### Supplied data
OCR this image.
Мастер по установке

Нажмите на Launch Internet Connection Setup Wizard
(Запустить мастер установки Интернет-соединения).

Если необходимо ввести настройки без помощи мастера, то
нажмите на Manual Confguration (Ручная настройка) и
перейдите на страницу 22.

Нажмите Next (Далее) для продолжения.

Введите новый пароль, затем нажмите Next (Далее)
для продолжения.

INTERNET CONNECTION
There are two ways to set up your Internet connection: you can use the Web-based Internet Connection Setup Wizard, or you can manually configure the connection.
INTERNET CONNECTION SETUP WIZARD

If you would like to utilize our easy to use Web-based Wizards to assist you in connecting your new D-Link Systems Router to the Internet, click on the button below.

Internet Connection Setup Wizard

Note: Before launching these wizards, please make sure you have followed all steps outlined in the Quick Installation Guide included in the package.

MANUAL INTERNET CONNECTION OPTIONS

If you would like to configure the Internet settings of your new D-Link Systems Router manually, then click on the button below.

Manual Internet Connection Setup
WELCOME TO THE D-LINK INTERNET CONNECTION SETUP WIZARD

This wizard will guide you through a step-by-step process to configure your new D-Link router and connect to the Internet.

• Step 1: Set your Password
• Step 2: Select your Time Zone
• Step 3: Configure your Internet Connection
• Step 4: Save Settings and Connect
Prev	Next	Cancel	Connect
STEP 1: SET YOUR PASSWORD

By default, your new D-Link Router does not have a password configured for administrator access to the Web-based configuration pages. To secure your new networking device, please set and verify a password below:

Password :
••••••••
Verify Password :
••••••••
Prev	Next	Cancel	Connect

---

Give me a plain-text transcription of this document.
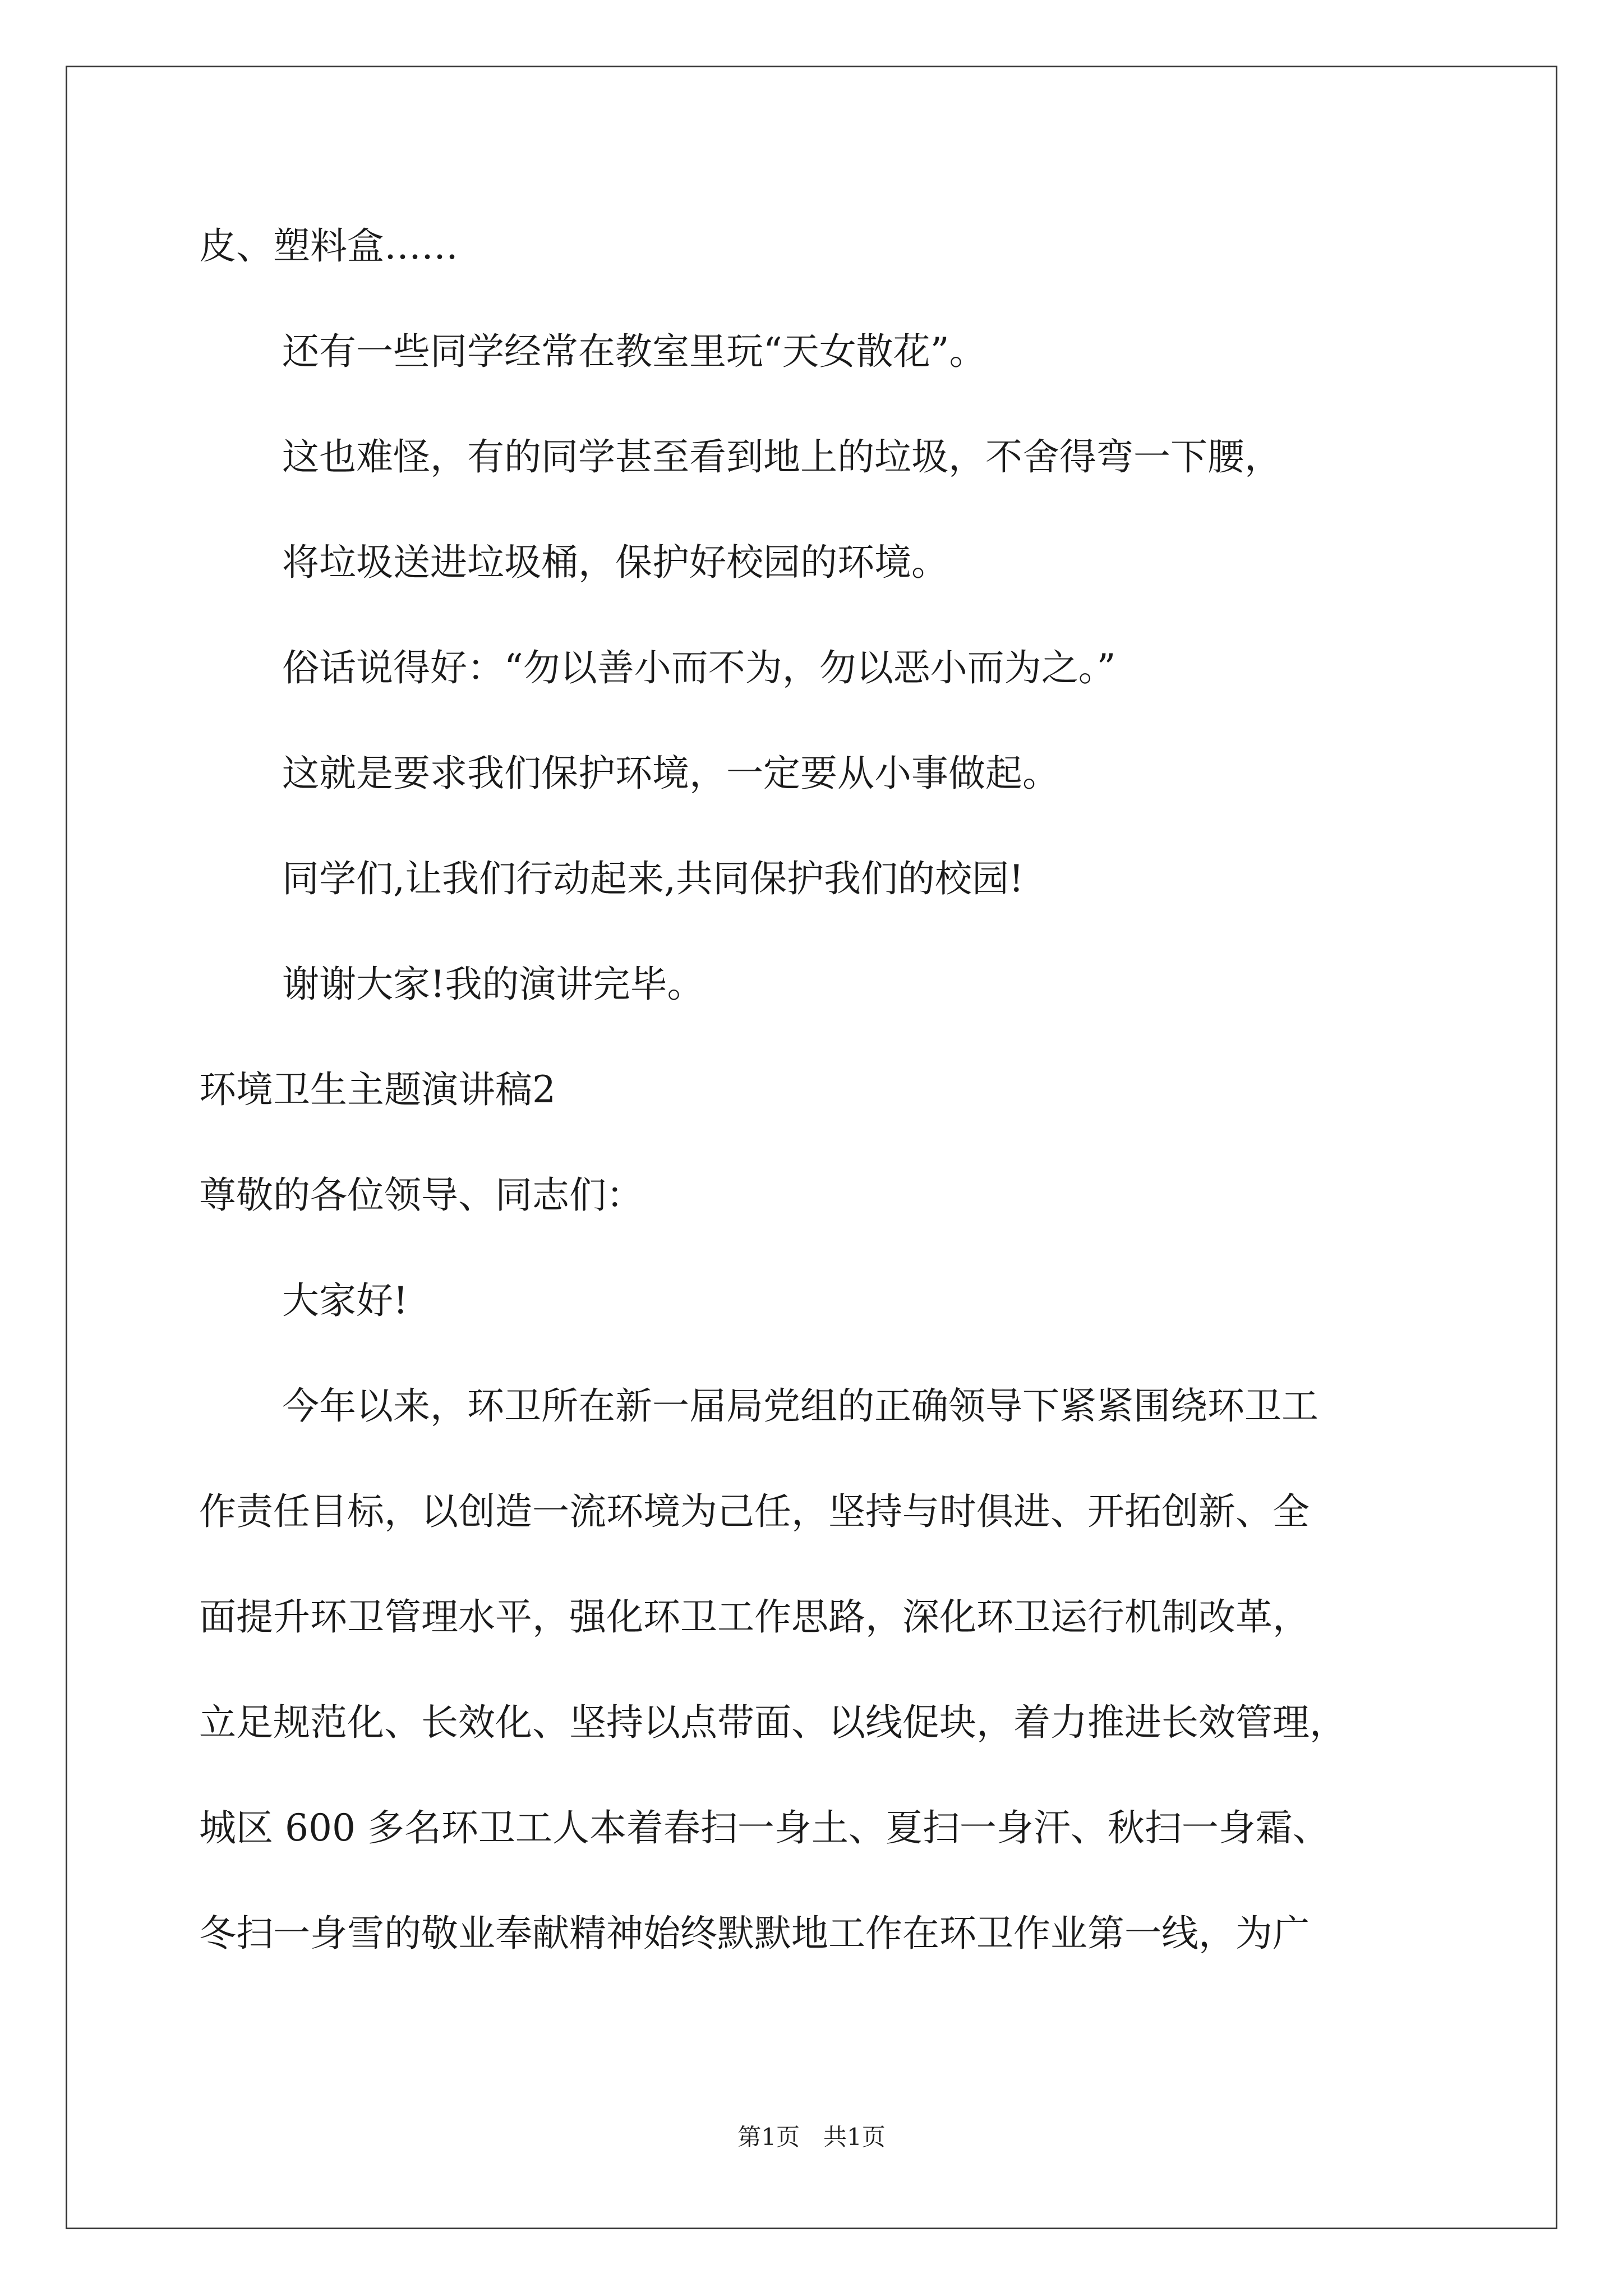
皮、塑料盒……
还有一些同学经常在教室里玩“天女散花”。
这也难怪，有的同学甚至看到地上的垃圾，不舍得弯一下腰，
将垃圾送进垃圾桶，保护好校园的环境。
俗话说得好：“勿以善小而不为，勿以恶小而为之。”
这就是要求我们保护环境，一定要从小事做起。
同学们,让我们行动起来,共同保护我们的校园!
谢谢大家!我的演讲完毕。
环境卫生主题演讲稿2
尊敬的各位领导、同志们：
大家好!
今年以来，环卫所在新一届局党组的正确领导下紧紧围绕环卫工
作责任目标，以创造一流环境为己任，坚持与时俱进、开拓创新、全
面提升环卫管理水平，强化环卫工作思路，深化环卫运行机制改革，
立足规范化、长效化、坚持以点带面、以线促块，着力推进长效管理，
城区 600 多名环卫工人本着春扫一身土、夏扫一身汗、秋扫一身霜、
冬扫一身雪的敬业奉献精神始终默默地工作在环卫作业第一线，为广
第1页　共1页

...

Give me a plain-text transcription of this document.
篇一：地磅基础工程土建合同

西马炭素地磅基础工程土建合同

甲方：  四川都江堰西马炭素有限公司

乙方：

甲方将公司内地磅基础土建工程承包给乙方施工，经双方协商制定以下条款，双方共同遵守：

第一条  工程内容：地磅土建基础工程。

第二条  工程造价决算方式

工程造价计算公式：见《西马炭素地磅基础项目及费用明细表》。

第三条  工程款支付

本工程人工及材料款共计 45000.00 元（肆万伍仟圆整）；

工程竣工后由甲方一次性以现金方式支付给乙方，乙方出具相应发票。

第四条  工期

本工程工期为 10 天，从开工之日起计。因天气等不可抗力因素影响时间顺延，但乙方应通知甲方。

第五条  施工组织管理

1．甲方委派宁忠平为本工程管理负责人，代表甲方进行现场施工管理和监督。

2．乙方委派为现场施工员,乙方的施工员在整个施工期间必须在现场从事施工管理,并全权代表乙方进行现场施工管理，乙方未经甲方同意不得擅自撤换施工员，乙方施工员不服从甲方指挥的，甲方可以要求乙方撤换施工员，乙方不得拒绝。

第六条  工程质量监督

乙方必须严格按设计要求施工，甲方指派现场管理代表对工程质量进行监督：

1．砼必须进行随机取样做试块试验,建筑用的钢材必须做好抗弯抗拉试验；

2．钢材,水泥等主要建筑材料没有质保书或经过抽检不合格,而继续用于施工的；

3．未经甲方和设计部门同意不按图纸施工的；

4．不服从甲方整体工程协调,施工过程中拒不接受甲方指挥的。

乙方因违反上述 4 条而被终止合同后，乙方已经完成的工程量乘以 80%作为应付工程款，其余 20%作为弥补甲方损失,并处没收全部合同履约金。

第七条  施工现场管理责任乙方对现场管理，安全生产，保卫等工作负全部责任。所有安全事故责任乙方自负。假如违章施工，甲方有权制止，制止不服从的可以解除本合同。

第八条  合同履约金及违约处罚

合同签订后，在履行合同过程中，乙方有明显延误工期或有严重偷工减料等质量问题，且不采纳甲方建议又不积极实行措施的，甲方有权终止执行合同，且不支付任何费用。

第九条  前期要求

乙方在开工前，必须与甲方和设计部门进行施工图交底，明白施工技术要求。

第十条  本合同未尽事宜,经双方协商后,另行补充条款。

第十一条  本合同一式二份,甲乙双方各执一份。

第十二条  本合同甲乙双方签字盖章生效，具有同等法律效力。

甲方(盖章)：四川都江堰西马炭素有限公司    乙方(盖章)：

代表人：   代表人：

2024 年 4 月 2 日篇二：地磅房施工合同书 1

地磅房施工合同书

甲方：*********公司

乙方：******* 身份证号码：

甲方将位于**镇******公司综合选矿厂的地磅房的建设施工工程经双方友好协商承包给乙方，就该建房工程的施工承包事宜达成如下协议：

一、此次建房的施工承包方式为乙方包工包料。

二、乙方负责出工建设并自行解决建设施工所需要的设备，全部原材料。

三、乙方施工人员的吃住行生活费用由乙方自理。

### Directive
Go through the records and pull out each line that includes the word "have".

### Task solution
Note: Before launching these wizards, please make sure you have followed all steps outlined in the Quick Installation Guide included in the package.
By default, your new D-Link Router does not have a password configured for administrator access to the Web-based configuration pages. To secure your new networking device, please set and verify a password below:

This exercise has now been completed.